EXERCISE REQUIREMENTS: In how many lines of the data does the word "clear" appear? Give the number by itself.

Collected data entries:
»»
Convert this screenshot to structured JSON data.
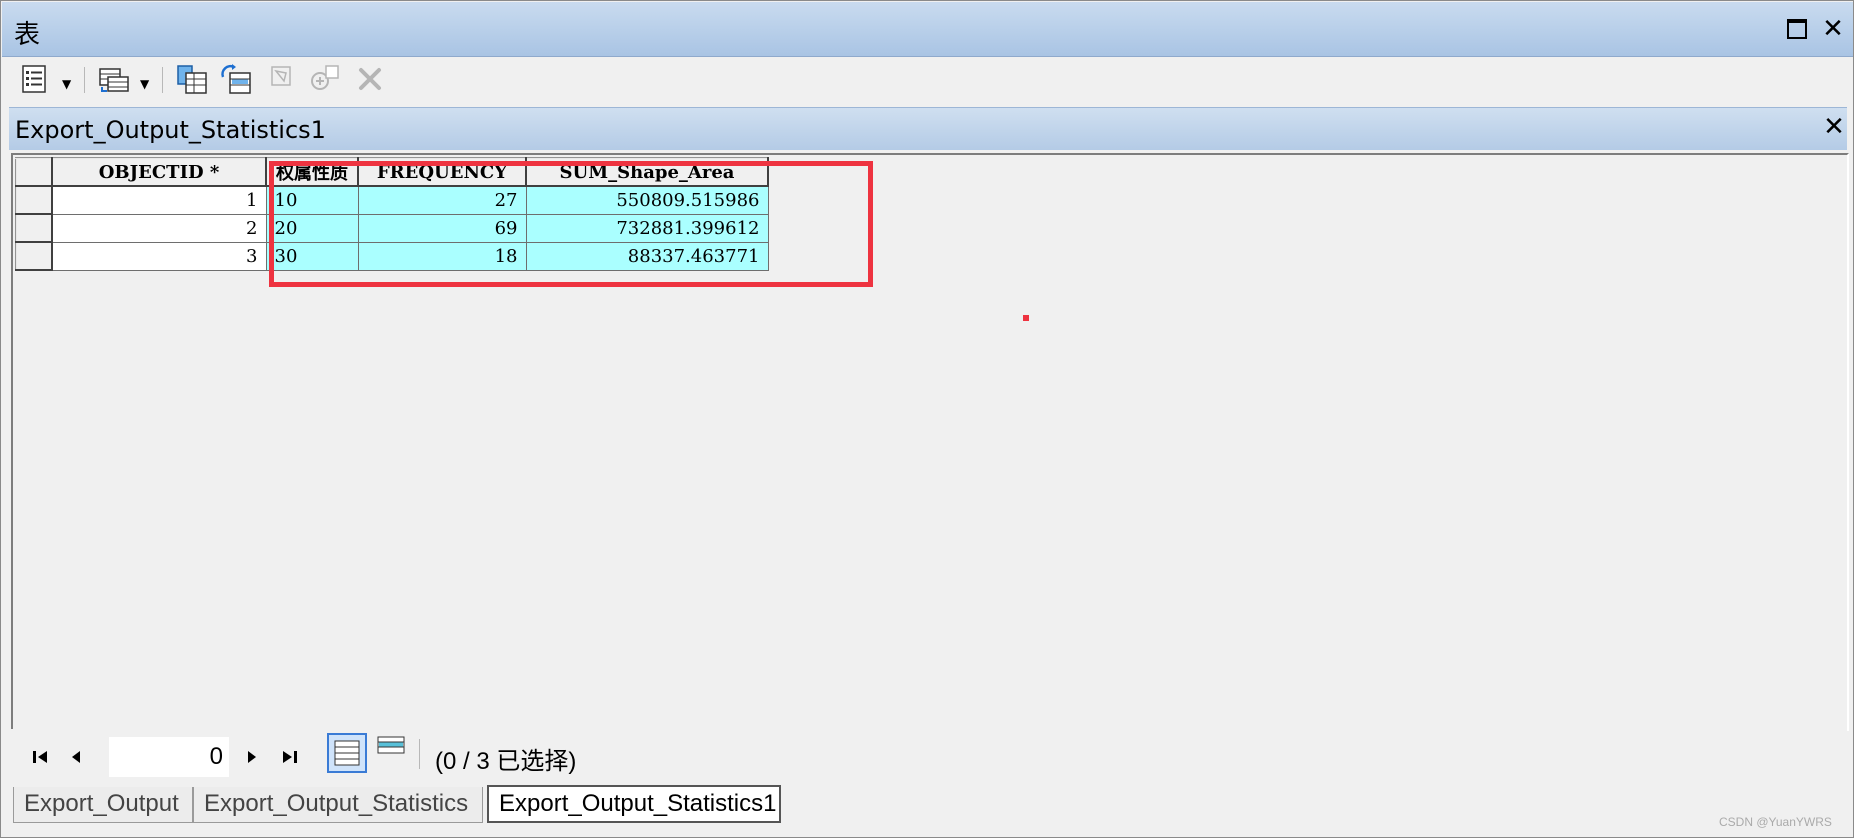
{
  "window": {
    "title": "表"
  },
  "toolbar": {
    "buttons": [
      {
        "name": "table-options",
        "icon": "table-options-icon"
      },
      {
        "name": "related-tables",
        "icon": "related-tables-icon"
      },
      {
        "name": "select-by-attributes",
        "icon": "select-by-attributes-icon"
      },
      {
        "name": "switch-selection",
        "icon": "switch-selection-icon"
      },
      {
        "name": "clear-selection",
        "icon": "clear-selection-icon"
      },
      {
        "name": "zoom-to-selected",
        "icon": "zoom-to-selected-icon"
      },
      {
        "name": "delete-selected",
        "icon": "delete-icon"
      }
    ]
  },
  "table_window": {
    "title": "Export_Output_Statistics1"
  },
  "grid": {
    "columns": [
      "OBJECTID *",
      "权属性质",
      "FREQUENCY",
      "SUM_Shape_Area"
    ],
    "rows": [
      {
        "objectid": "1",
        "nature": "10",
        "frequency": "27",
        "sum_area": "550809.515986"
      },
      {
        "objectid": "2",
        "nature": "20",
        "frequency": "69",
        "sum_area": "732881.399612"
      },
      {
        "objectid": "3",
        "nature": "30",
        "frequency": "18",
        "sum_area": "88337.463771"
      }
    ],
    "highlight_color": "#aaffff",
    "annotation_color": "#ee3340"
  },
  "navigation": {
    "current_record": "0",
    "selection_info": "(0 / 3 已选择)"
  },
  "tabs": [
    "Export_Output",
    "Export_Output_Statistics",
    "Export_Output_Statistics1"
  ],
  "active_tab": "Export_Output_Statistics1",
  "watermark": "CSDN @YuanYWRS"
}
««
REPLY TO THE EXERCISE: 2